▶ _AIM OF THE EXERCISE_: Restate each line of the listing exactly, without carrying over any pictures.

▶ _Data records_:
┏━━
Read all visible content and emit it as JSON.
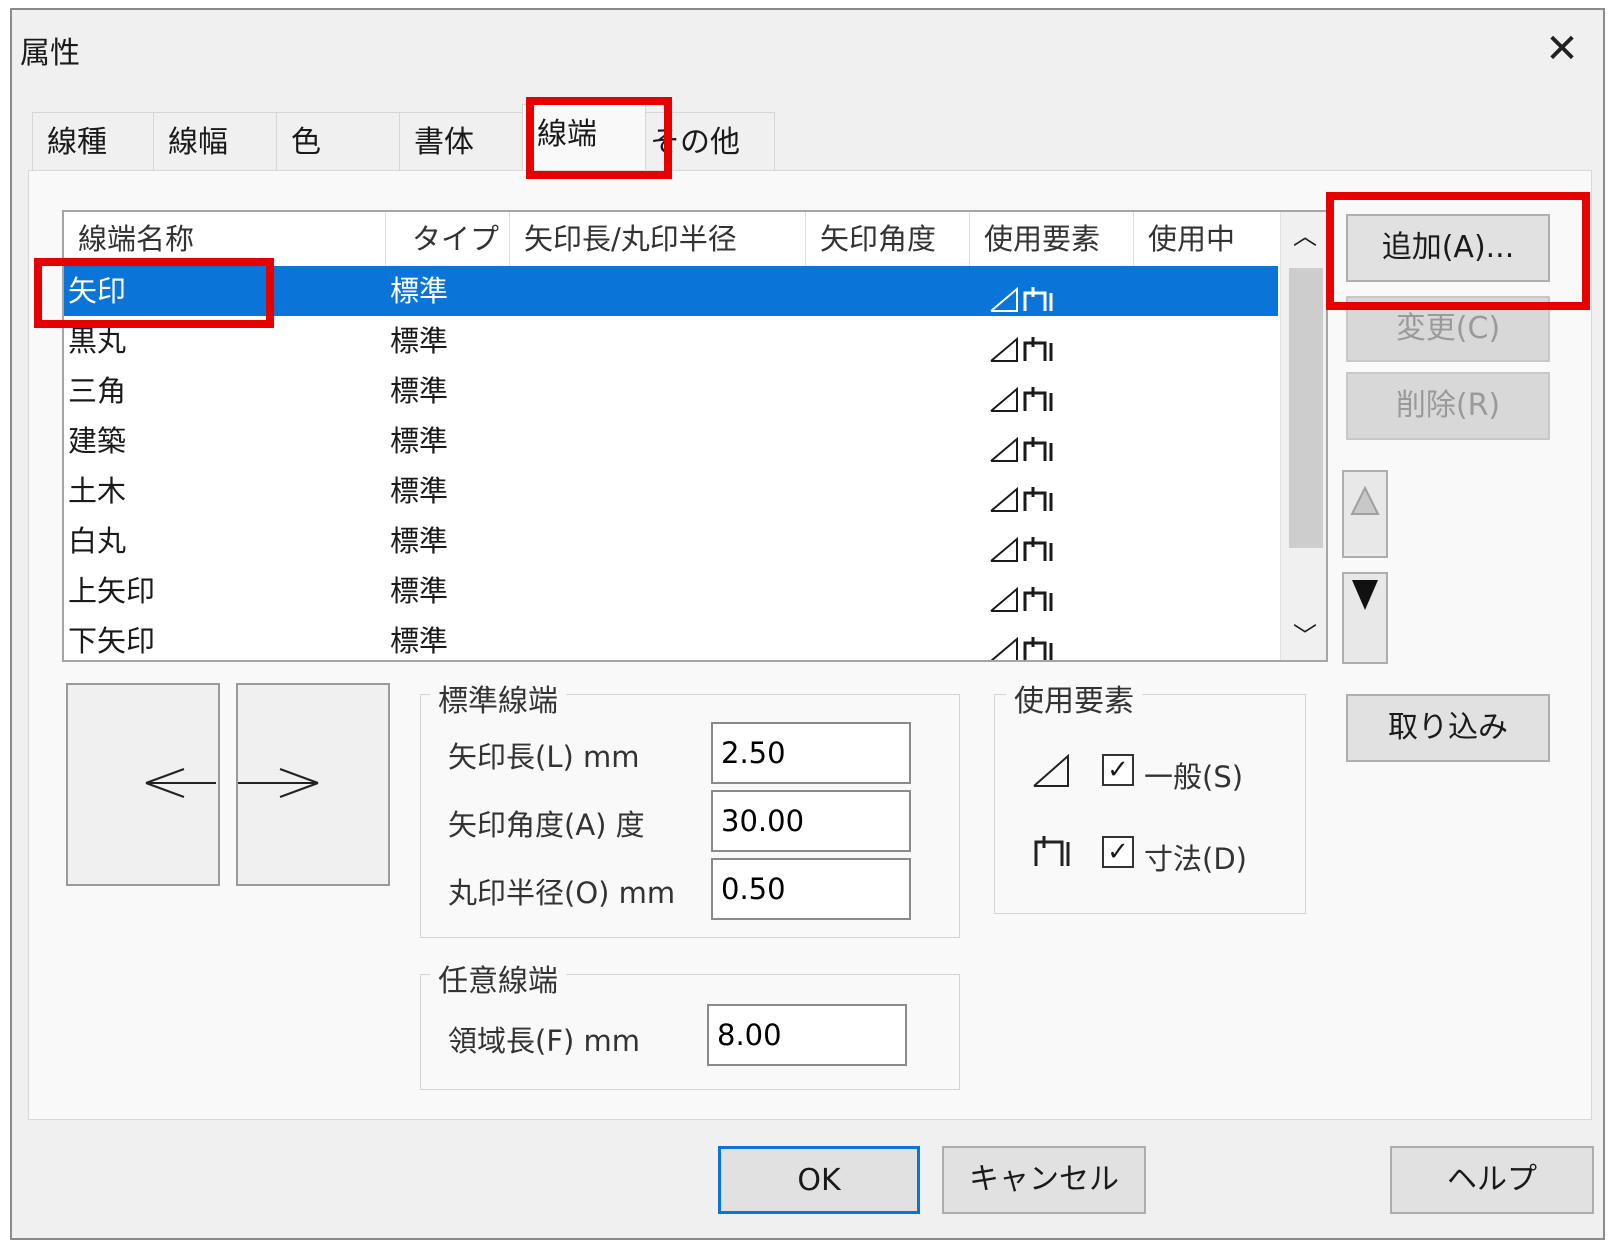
{
  "title": "属性",
  "tabs": [
    "線種",
    "線幅",
    "色",
    "書体",
    "線端",
    "その他"
  ],
  "active_tab": "線端",
  "list": {
    "columns": [
      "線端名称",
      "タイプ",
      "矢印長/丸印半径",
      "矢印角度",
      "使用要素",
      "使用中"
    ],
    "rows": [
      {
        "name": "矢印",
        "type": "標準"
      },
      {
        "name": "黒丸",
        "type": "標準"
      },
      {
        "name": "三角",
        "type": "標準"
      },
      {
        "name": "建築",
        "type": "標準"
      },
      {
        "name": "土木",
        "type": "標準"
      },
      {
        "name": "白丸",
        "type": "標準"
      },
      {
        "name": "上矢印",
        "type": "標準"
      },
      {
        "name": "下矢印",
        "type": "標準"
      }
    ]
  },
  "buttons": {
    "add": "追加(A)...",
    "change": "変更(C)",
    "delete": "削除(R)",
    "import": "取り込み",
    "ok": "OK",
    "cancel": "キャンセル",
    "help": "ヘルプ"
  },
  "standard_group": {
    "title": "標準線端",
    "arrow_length_label": "矢印長(L) mm",
    "arrow_length_value": "2.50",
    "arrow_angle_label": "矢印角度(A) 度",
    "arrow_angle_value": "30.00",
    "circle_radius_label": "丸印半径(O) mm",
    "circle_radius_value": "0.50"
  },
  "custom_group": {
    "title": "任意線端",
    "region_length_label": "領域長(F) mm",
    "region_length_value": "8.00"
  },
  "usage_group": {
    "title": "使用要素",
    "general_label": "一般(S)",
    "general_checked": true,
    "dimension_label": "寸法(D)",
    "dimension_checked": true
  },
  "colors": {
    "selection": "#0a74d8",
    "highlight_box": "#e60000"
  }
}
┗━━
▶ _FINAL ANSWER_:
Read all visible content and emit it as JSON.
{
  "title": "属性",
  "tabs": [
    "線種",
    "線幅",
    "色",
    "書体",
    "線端",
    "その他"
  ],
  "active_tab": "線端",
  "list": {
    "columns": [
      "線端名称",
      "タイプ",
      "矢印長/丸印半径",
      "矢印角度",
      "使用要素",
      "使用中"
    ],
    "rows": [
      {
        "name": "矢印",
        "type": "標準"
      },
      {
        "name": "黒丸",
        "type": "標準"
      },
      {
        "name": "三角",
        "type": "標準"
      },
      {
        "name": "建築",
        "type": "標準"
      },
      {
        "name": "土木",
        "type": "標準"
      },
      {
        "name": "白丸",
        "type": "標準"
      },
      {
        "name": "上矢印",
        "type": "標準"
      },
      {
        "name": "下矢印",
        "type": "標準"
      }
    ]
  },
  "buttons": {
    "add": "追加(A)...",
    "change": "変更(C)",
    "delete": "削除(R)",
    "import": "取り込み",
    "ok": "OK",
    "cancel": "キャンセル",
    "help": "ヘルプ"
  },
  "standard_group": {
    "title": "標準線端",
    "arrow_length_label": "矢印長(L) mm",
    "arrow_length_value": "2.50",
    "arrow_angle_label": "矢印角度(A) 度",
    "arrow_angle_value": "30.00",
    "circle_radius_label": "丸印半径(O) mm",
    "circle_radius_value": "0.50"
  },
  "custom_group": {
    "title": "任意線端",
    "region_length_label": "領域長(F) mm",
    "region_length_value": "8.00"
  },
  "usage_group": {
    "title": "使用要素",
    "general_label": "一般(S)",
    "general_checked": true,
    "dimension_label": "寸法(D)",
    "dimension_checked": true
  },
  "colors": {
    "selection": "#0a74d8",
    "highlight_box": "#e60000"
  }
}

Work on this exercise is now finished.